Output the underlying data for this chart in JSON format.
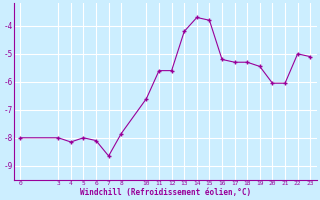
{
  "x": [
    0,
    3,
    4,
    5,
    6,
    7,
    8,
    10,
    11,
    12,
    13,
    14,
    15,
    16,
    17,
    18,
    19,
    20,
    21,
    22,
    23
  ],
  "y": [
    -8.0,
    -8.0,
    -8.15,
    -8.0,
    -8.1,
    -8.65,
    -7.85,
    -6.6,
    -5.6,
    -5.6,
    -4.2,
    -3.7,
    -3.8,
    -5.2,
    -5.3,
    -5.3,
    -5.45,
    -6.05,
    -6.05,
    -5.0,
    -5.1
  ],
  "line_color": "#990099",
  "marker_color": "#990099",
  "bg_color": "#cceeff",
  "grid_color": "#ffffff",
  "xlabel": "Windchill (Refroidissement éolien,°C)",
  "xlabel_color": "#990099",
  "tick_color": "#990099",
  "xlim": [
    -0.5,
    23.5
  ],
  "ylim": [
    -9.5,
    -3.2
  ],
  "yticks": [
    -9,
    -8,
    -7,
    -6,
    -5,
    -4
  ],
  "xticks": [
    0,
    3,
    4,
    5,
    6,
    7,
    8,
    10,
    11,
    12,
    13,
    14,
    15,
    16,
    17,
    18,
    19,
    20,
    21,
    22,
    23
  ]
}
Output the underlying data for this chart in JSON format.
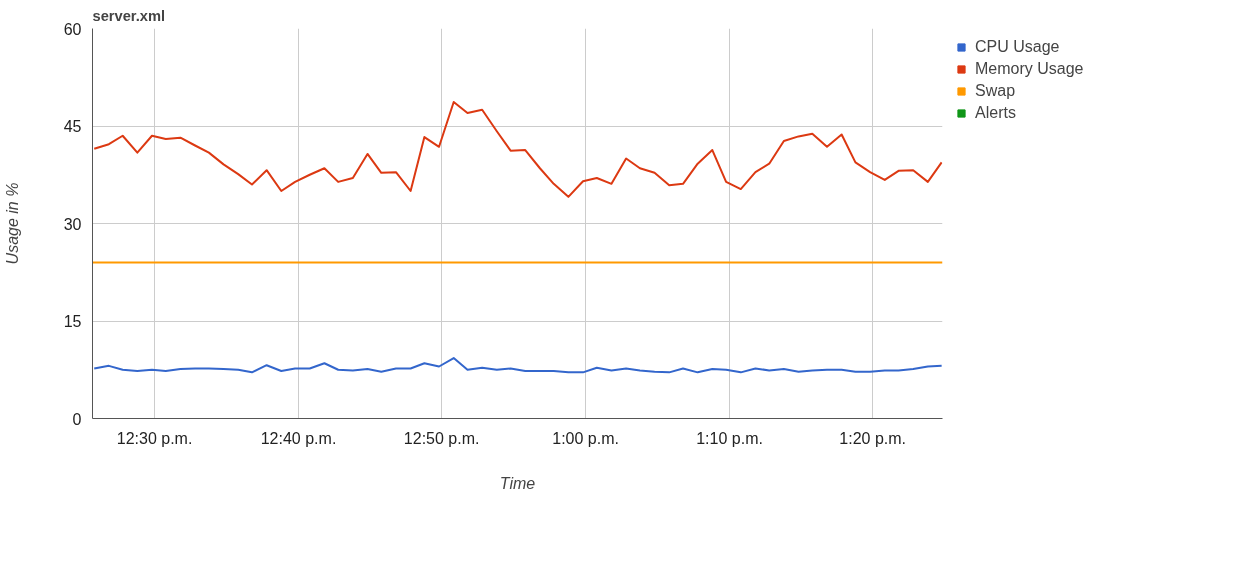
{
  "chart_data": {
    "type": "line",
    "title": "server.xml",
    "xlabel": "Time",
    "ylabel": "Usage in %",
    "x": [
      12.43,
      12.447,
      12.463,
      12.48,
      12.497,
      12.513,
      12.53,
      12.547,
      12.563,
      12.58,
      12.597,
      12.613,
      12.63,
      12.647,
      12.663,
      12.68,
      12.697,
      12.713,
      12.73,
      12.747,
      12.763,
      12.78,
      12.797,
      12.813,
      12.83,
      12.847,
      12.863,
      12.88,
      12.897,
      12.913,
      12.93,
      12.947,
      12.963,
      12.98,
      12.997,
      13.013,
      13.03,
      13.047,
      13.063,
      13.08,
      13.097,
      13.113,
      13.13,
      13.147,
      13.163,
      13.18,
      13.197,
      13.213,
      13.23,
      13.247,
      13.263,
      13.28,
      13.297,
      13.313,
      13.33,
      13.347,
      13.363,
      13.38,
      13.397,
      13.413
    ],
    "series": [
      {
        "name": "CPU Usage",
        "color": "#3366cc",
        "values": [
          7.7,
          8.1,
          7.5,
          7.3,
          7.5,
          7.3,
          7.6,
          7.7,
          7.7,
          7.6,
          7.5,
          7.1,
          8.2,
          7.3,
          7.7,
          7.7,
          8.5,
          7.5,
          7.4,
          7.6,
          7.2,
          7.7,
          7.7,
          8.5,
          8.0,
          9.3,
          7.5,
          7.8,
          7.5,
          7.7,
          7.3,
          7.3,
          7.3,
          7.1,
          7.1,
          7.8,
          7.4,
          7.7,
          7.4,
          7.2,
          7.1,
          7.7,
          7.1,
          7.6,
          7.5,
          7.1,
          7.7,
          7.4,
          7.6,
          7.2,
          7.4,
          7.5,
          7.5,
          7.2,
          7.2,
          7.4,
          7.4,
          7.6,
          8.0,
          8.1
        ]
      },
      {
        "name": "Memory Usage",
        "color": "#dc3912",
        "values": [
          41.5,
          42.2,
          43.5,
          40.9,
          43.5,
          43.0,
          43.2,
          42.0,
          40.9,
          39.1,
          37.6,
          36.0,
          38.2,
          35.0,
          36.4,
          37.5,
          38.5,
          36.4,
          37.0,
          40.7,
          37.8,
          37.9,
          35.0,
          43.3,
          41.8,
          48.7,
          47.0,
          47.5,
          44.2,
          41.2,
          41.3,
          38.5,
          36.1,
          34.1,
          36.5,
          37.0,
          36.1,
          40.0,
          38.5,
          37.8,
          35.9,
          36.1,
          39.2,
          41.3,
          36.4,
          35.3,
          37.9,
          39.2,
          42.7,
          43.4,
          43.8,
          41.8,
          43.7,
          39.4,
          37.9,
          36.7,
          38.1,
          38.2,
          36.4,
          39.4
        ]
      },
      {
        "name": "Swap",
        "color": "#ff9900",
        "x": [
          12.428,
          13.414
        ],
        "values": [
          24,
          24
        ]
      },
      {
        "name": "Alerts",
        "color": "#109618",
        "values": [
          null,
          null,
          null,
          null,
          null,
          null,
          null,
          null,
          null,
          null,
          null,
          null,
          null,
          null,
          null,
          null,
          null,
          null,
          null,
          null,
          null,
          null,
          null,
          null,
          null,
          null,
          null,
          null,
          null,
          null,
          null,
          null,
          null,
          null,
          null,
          null,
          null,
          null,
          null,
          null,
          null,
          null,
          null,
          null,
          null,
          null,
          null,
          null,
          null,
          null,
          null,
          null,
          null,
          null,
          null,
          null,
          null,
          null,
          null,
          null
        ]
      }
    ],
    "xlim": [
      12.428,
      13.414
    ],
    "xticks": [
      {
        "value": 12.5,
        "label": "12:30 p.m."
      },
      {
        "value": 12.667,
        "label": "12:40 p.m."
      },
      {
        "value": 12.833,
        "label": "12:50 p.m."
      },
      {
        "value": 13.0,
        "label": "1:00 p.m."
      },
      {
        "value": 13.167,
        "label": "1:10 p.m."
      },
      {
        "value": 13.333,
        "label": "1:20 p.m."
      }
    ],
    "ylim": [
      0,
      60
    ],
    "yticks": [
      0,
      15,
      30,
      45,
      60
    ],
    "grid": true,
    "legend": "right",
    "marker": "none",
    "line_style": "solid"
  }
}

### [Exercise aim]
Pictures are to be left out; all else in the entries above is to be quoted exactly.

### [Result of this exercise]
Output the underlying data for this chart in JSON format.
{
  "x": [
    0,
    3,
    4,
    5,
    6,
    7,
    8,
    10,
    11,
    12,
    13,
    14,
    15,
    16,
    17,
    18,
    19,
    20,
    21,
    22,
    23
  ],
  "y": [
    -8.0,
    -8.0,
    -8.15,
    -8.0,
    -8.1,
    -8.65,
    -7.85,
    -6.6,
    -5.6,
    -5.6,
    -4.2,
    -3.7,
    -3.8,
    -5.2,
    -5.3,
    -5.3,
    -5.45,
    -6.05,
    -6.05,
    -5.0,
    -5.1
  ],
  "line_color": "#990099",
  "marker_color": "#990099",
  "bg_color": "#cceeff",
  "grid_color": "#ffffff",
  "xlabel": "Windchill (Refroidissement éolien,°C)",
  "xlabel_color": "#990099",
  "tick_color": "#990099",
  "xlim": [
    -0.5,
    23.5
  ],
  "ylim": [
    -9.5,
    -3.2
  ],
  "yticks": [
    -9,
    -8,
    -7,
    -6,
    -5,
    -4
  ],
  "xticks": [
    0,
    3,
    4,
    5,
    6,
    7,
    8,
    10,
    11,
    12,
    13,
    14,
    15,
    16,
    17,
    18,
    19,
    20,
    21,
    22,
    23
  ]
}
Output the underlying data for this chart in JSON format.
{
  "chart_data": {
    "type": "line",
    "title": "server.xml",
    "xlabel": "Time",
    "ylabel": "Usage in %",
    "x": [
      12.43,
      12.447,
      12.463,
      12.48,
      12.497,
      12.513,
      12.53,
      12.547,
      12.563,
      12.58,
      12.597,
      12.613,
      12.63,
      12.647,
      12.663,
      12.68,
      12.697,
      12.713,
      12.73,
      12.747,
      12.763,
      12.78,
      12.797,
      12.813,
      12.83,
      12.847,
      12.863,
      12.88,
      12.897,
      12.913,
      12.93,
      12.947,
      12.963,
      12.98,
      12.997,
      13.013,
      13.03,
      13.047,
      13.063,
      13.08,
      13.097,
      13.113,
      13.13,
      13.147,
      13.163,
      13.18,
      13.197,
      13.213,
      13.23,
      13.247,
      13.263,
      13.28,
      13.297,
      13.313,
      13.33,
      13.347,
      13.363,
      13.38,
      13.397,
      13.413
    ],
    "series": [
      {
        "name": "CPU Usage",
        "color": "#3366cc",
        "values": [
          7.7,
          8.1,
          7.5,
          7.3,
          7.5,
          7.3,
          7.6,
          7.7,
          7.7,
          7.6,
          7.5,
          7.1,
          8.2,
          7.3,
          7.7,
          7.7,
          8.5,
          7.5,
          7.4,
          7.6,
          7.2,
          7.7,
          7.7,
          8.5,
          8.0,
          9.3,
          7.5,
          7.8,
          7.5,
          7.7,
          7.3,
          7.3,
          7.3,
          7.1,
          7.1,
          7.8,
          7.4,
          7.7,
          7.4,
          7.2,
          7.1,
          7.7,
          7.1,
          7.6,
          7.5,
          7.1,
          7.7,
          7.4,
          7.6,
          7.2,
          7.4,
          7.5,
          7.5,
          7.2,
          7.2,
          7.4,
          7.4,
          7.6,
          8.0,
          8.1
        ]
      },
      {
        "name": "Memory Usage",
        "color": "#dc3912",
        "values": [
          41.5,
          42.2,
          43.5,
          40.9,
          43.5,
          43.0,
          43.2,
          42.0,
          40.9,
          39.1,
          37.6,
          36.0,
          38.2,
          35.0,
          36.4,
          37.5,
          38.5,
          36.4,
          37.0,
          40.7,
          37.8,
          37.9,
          35.0,
          43.3,
          41.8,
          48.7,
          47.0,
          47.5,
          44.2,
          41.2,
          41.3,
          38.5,
          36.1,
          34.1,
          36.5,
          37.0,
          36.1,
          40.0,
          38.5,
          37.8,
          35.9,
          36.1,
          39.2,
          41.3,
          36.4,
          35.3,
          37.9,
          39.2,
          42.7,
          43.4,
          43.8,
          41.8,
          43.7,
          39.4,
          37.9,
          36.7,
          38.1,
          38.2,
          36.4,
          39.4
        ]
      },
      {
        "name": "Swap",
        "color": "#ff9900",
        "x": [
          12.428,
          13.414
        ],
        "values": [
          24,
          24
        ]
      },
      {
        "name": "Alerts",
        "color": "#109618",
        "values": [
          null,
          null,
          null,
          null,
          null,
          null,
          null,
          null,
          null,
          null,
          null,
          null,
          null,
          null,
          null,
          null,
          null,
          null,
          null,
          null,
          null,
          null,
          null,
          null,
          null,
          null,
          null,
          null,
          null,
          null,
          null,
          null,
          null,
          null,
          null,
          null,
          null,
          null,
          null,
          null,
          null,
          null,
          null,
          null,
          null,
          null,
          null,
          null,
          null,
          null,
          null,
          null,
          null,
          null,
          null,
          null,
          null,
          null,
          null,
          null
        ]
      }
    ],
    "xlim": [
      12.428,
      13.414
    ],
    "xticks": [
      {
        "value": 12.5,
        "label": "12:30 p.m."
      },
      {
        "value": 12.667,
        "label": "12:40 p.m."
      },
      {
        "value": 12.833,
        "label": "12:50 p.m."
      },
      {
        "value": 13.0,
        "label": "1:00 p.m."
      },
      {
        "value": 13.167,
        "label": "1:10 p.m."
      },
      {
        "value": 13.333,
        "label": "1:20 p.m."
      }
    ],
    "ylim": [
      0,
      60
    ],
    "yticks": [
      0,
      15,
      30,
      45,
      60
    ],
    "grid": true,
    "legend": "right",
    "marker": "none",
    "line_style": "solid"
  }
}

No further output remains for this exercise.